* _Required task_: Copy each line below in which the string "Temperature" occurs.

Part of a data file
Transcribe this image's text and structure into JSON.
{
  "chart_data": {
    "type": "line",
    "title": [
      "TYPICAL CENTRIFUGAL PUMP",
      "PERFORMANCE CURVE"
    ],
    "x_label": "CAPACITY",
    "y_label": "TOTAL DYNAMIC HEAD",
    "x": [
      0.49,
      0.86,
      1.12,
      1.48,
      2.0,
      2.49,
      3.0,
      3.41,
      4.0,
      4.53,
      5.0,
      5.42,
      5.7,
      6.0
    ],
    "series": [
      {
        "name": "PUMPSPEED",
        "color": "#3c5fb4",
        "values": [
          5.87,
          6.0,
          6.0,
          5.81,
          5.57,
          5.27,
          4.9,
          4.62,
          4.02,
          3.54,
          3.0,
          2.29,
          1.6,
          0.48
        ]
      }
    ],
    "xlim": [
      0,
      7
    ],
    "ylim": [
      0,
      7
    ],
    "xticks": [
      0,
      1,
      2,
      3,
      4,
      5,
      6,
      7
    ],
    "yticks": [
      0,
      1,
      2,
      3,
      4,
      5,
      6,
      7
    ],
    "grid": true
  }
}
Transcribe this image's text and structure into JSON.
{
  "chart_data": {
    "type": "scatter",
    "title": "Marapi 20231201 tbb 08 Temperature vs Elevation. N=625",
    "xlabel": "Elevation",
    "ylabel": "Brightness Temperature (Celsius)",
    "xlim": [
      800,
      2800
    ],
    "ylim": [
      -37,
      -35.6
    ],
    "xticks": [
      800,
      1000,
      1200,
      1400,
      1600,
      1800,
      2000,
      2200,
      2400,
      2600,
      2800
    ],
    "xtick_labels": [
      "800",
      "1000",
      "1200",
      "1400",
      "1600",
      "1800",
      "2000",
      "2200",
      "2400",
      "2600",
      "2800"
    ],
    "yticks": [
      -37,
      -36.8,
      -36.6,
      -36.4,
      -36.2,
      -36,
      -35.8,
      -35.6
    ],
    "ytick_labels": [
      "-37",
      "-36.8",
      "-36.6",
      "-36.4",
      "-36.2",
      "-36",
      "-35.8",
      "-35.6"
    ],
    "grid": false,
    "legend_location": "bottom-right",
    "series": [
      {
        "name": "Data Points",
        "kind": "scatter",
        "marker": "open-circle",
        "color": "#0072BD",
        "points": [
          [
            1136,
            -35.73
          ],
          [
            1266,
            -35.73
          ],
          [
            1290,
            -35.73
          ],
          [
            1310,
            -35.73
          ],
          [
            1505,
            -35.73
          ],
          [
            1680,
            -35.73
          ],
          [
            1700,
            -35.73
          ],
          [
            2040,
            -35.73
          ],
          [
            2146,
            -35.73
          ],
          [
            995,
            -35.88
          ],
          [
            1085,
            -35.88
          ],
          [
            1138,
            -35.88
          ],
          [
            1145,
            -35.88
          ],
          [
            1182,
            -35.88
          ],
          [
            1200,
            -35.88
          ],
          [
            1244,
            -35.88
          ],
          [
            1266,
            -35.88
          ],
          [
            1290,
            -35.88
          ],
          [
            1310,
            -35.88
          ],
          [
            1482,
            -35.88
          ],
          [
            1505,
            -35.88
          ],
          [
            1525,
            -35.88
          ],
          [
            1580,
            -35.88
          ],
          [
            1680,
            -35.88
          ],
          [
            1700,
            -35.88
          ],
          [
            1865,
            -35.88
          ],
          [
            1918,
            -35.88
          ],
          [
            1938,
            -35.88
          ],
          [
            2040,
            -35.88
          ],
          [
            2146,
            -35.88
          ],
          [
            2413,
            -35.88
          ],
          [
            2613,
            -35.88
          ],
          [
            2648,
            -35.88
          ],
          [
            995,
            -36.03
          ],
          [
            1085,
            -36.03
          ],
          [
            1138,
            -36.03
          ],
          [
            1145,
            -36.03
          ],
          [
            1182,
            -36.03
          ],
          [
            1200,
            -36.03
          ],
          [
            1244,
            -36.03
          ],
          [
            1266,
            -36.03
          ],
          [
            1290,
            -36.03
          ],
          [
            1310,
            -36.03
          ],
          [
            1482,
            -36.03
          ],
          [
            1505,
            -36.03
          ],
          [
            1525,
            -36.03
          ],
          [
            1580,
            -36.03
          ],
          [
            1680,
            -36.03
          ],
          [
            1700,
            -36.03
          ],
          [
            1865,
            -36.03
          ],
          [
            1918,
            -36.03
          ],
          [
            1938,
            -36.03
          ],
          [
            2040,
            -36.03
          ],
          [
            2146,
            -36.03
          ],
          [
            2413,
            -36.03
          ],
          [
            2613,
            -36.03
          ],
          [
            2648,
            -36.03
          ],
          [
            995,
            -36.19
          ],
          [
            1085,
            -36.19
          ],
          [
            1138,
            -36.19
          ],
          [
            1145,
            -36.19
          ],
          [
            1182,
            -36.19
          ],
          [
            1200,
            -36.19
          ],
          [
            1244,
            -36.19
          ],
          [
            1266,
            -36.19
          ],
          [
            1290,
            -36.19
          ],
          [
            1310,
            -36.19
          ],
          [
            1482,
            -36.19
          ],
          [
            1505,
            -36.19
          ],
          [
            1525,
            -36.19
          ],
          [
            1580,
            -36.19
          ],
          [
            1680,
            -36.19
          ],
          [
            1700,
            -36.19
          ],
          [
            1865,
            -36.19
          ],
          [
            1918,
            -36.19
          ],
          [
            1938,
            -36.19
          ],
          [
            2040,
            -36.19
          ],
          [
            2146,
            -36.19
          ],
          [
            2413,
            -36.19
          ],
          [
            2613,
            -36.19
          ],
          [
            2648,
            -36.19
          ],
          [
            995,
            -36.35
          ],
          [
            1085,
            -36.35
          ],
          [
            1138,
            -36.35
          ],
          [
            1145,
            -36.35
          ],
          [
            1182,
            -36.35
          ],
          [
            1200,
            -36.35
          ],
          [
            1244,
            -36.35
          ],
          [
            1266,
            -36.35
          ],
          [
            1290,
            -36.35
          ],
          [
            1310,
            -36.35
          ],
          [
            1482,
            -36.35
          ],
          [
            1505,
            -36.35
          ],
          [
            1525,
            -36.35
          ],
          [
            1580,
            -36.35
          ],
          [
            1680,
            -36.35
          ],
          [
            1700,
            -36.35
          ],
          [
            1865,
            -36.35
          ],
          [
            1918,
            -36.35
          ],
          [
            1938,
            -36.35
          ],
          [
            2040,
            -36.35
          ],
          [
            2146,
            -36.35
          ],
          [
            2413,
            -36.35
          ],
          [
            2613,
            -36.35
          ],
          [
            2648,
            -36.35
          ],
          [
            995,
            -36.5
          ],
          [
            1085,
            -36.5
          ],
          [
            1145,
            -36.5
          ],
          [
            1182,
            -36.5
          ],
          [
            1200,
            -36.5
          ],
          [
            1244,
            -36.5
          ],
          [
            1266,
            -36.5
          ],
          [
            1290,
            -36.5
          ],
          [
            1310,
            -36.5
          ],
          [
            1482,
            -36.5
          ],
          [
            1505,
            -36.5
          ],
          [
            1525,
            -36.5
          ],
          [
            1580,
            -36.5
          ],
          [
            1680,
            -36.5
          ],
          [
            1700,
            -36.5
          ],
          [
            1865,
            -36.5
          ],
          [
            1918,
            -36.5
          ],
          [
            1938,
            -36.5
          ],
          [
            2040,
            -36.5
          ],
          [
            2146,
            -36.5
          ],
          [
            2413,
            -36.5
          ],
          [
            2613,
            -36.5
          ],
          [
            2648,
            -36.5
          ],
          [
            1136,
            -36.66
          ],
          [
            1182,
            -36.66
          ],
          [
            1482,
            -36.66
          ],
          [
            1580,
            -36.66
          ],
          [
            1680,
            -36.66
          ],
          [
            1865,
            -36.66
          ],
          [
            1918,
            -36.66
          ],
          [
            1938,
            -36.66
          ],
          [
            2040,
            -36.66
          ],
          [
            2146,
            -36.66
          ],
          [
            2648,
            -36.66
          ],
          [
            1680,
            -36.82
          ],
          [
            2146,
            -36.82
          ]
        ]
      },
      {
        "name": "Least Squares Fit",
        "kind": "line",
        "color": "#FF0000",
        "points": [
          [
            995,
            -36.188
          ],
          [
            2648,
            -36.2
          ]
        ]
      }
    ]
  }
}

* _Exercise output_:
    "title": "Marapi 20231201 tbb 08 Temperature vs Elevation. N=625",
    "ylabel": "Brightness Temperature (Celsius)",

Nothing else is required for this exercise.